◆ **PROBLEM TO WORK ON**
Print out each entry below exactly, please.

◆ **MATERIAL FOR THE TASK**
....
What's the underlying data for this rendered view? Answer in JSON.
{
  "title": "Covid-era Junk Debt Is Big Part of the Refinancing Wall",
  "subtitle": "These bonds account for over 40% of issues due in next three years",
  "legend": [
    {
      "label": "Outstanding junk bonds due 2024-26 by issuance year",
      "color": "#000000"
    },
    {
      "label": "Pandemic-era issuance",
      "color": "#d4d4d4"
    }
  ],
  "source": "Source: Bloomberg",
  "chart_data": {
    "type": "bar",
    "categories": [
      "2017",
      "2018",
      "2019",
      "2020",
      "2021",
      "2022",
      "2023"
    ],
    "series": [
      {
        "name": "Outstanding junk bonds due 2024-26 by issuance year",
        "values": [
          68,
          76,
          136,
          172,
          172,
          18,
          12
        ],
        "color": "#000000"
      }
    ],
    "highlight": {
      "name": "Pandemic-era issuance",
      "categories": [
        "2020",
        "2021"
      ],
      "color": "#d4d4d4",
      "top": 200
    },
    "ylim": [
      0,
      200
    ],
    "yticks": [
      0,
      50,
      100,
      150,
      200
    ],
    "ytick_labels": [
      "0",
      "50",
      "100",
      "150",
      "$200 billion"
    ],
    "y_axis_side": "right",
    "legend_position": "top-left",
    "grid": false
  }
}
....
◆ **ANSWER BELOW**
What's the underlying data for this rendered view? Answer in JSON.
{
  "title": "Covid-era Junk Debt Is Big Part of the Refinancing Wall",
  "subtitle": "These bonds account for over 40% of issues due in next three years",
  "legend": [
    {
      "label": "Outstanding junk bonds due 2024-26 by issuance year",
      "color": "#000000"
    },
    {
      "label": "Pandemic-era issuance",
      "color": "#d4d4d4"
    }
  ],
  "source": "Source: Bloomberg",
  "chart_data": {
    "type": "bar",
    "categories": [
      "2017",
      "2018",
      "2019",
      "2020",
      "2021",
      "2022",
      "2023"
    ],
    "series": [
      {
        "name": "Outstanding junk bonds due 2024-26 by issuance year",
        "values": [
          68,
          76,
          136,
          172,
          172,
          18,
          12
        ],
        "color": "#000000"
      }
    ],
    "highlight": {
      "name": "Pandemic-era issuance",
      "categories": [
        "2020",
        "2021"
      ],
      "color": "#d4d4d4",
      "top": 200
    },
    "ylim": [
      0,
      200
    ],
    "yticks": [
      0,
      50,
      100,
      150,
      200
    ],
    "ytick_labels": [
      "0",
      "50",
      "100",
      "150",
      "$200 billion"
    ],
    "y_axis_side": "right",
    "legend_position": "top-left",
    "grid": false
  }
}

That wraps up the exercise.